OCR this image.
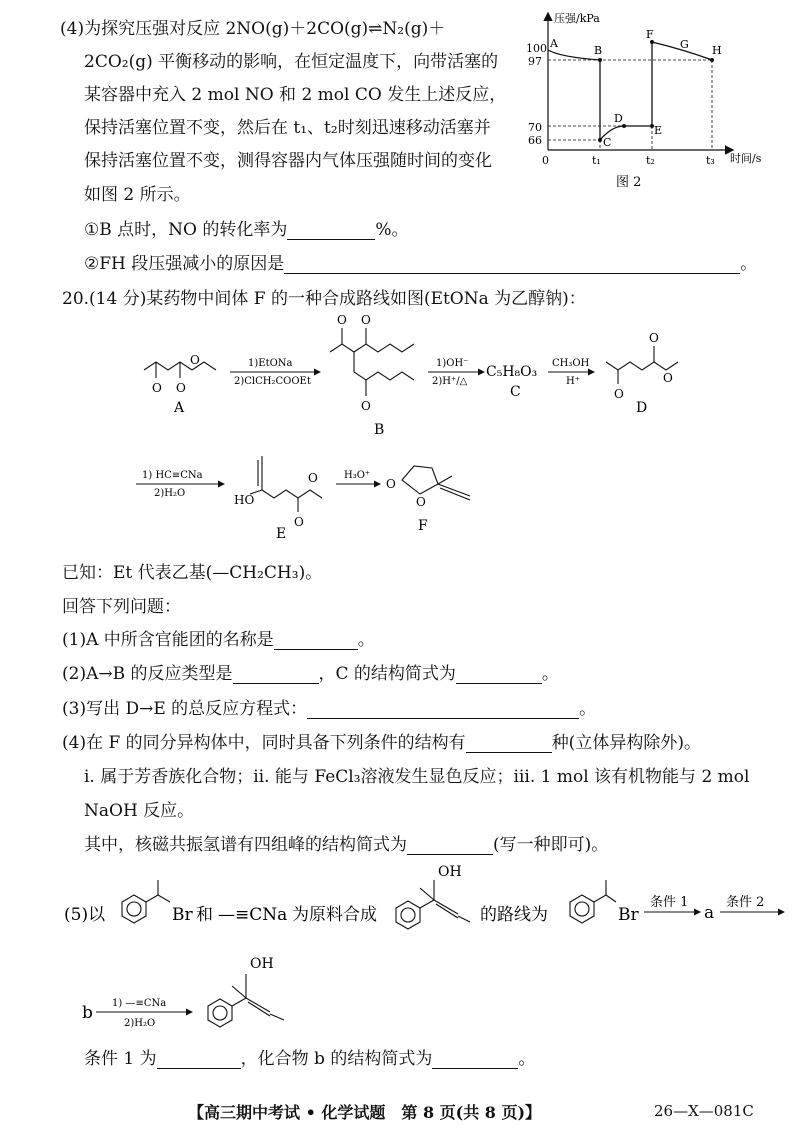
(4)为探究压强对反应 2NO(g)＋2CO(g)⇌N₂(g)＋
2CO₂(g) 平衡移动的影响，在恒定温度下，向带活塞的
某容器中充入 2 mol NO 和 2 mol CO 发生上述反应，
保持活塞位置不变，然后在 t₁、t₂时刻迅速移动活塞并
保持活塞位置不变，测得容器内气体压强随时间的变化
如图 2 所示。
①B 点时，NO 的转化率为	%。
②FH 段压强减小的原因是	。
压强/kPa
时间/s
100
97
70
66
0	t₁	t₂	t₃
A
B
C
D
E
F
G H
图 2
20.(14 分)某药物中间体 F 的一种合成路线如图(EtONa 为乙醇钠)：
O O
O
A
1)EtONa
2)ClCH₂COOEt
O O
O
B
1)OH⁻
2)H⁺/△
C₅H₈O₃
C
CH₃OH
H⁺
O
O
O
D
1) HC≡CNa
2)H₂O	HO
O
O
E
H₃O⁺
O
O
F
已知：Et 代表乙基(—CH₂CH₃)。
回答下列问题：
(1)A 中所含官能团的名称是	。
(2)A→B 的反应类型是	，C 的结构简式为	。
(3)写出 D→E 的总反应方程式：	。
(4)在 F 的同分异构体中，同时具备下列条件的结构有	种(立体异构除外)。
ⅰ. 属于芳香族化合物；ⅱ. 能与 FeCl₃溶液发生显色反应；ⅲ. 1 mol 该有机物能与 2 mol
NaOH 反应。
其中，核磁共振氢谱有四组峰的结构简式为	(写一种即可)。
(5)以	Br 和 —≡CNa 为原料合成
OH
的路线为	Br
条件 1
a
条件 2
b 1) —≡CNa
2)H₂O
OH
条件 1 为	，化合物 b 的结构简式为	。
【高三期中考试 • 化学试题　第 8 页(共 8 页)】	26—X—081C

§ **Work to be completed**: Gather up every line in the data above that contains the word "EtONa", copying each one.

§ **Finished task**:
20.(14 分)某药物中间体 F 的一种合成路线如图(EtONa 为乙醇钠)：
1)EtONa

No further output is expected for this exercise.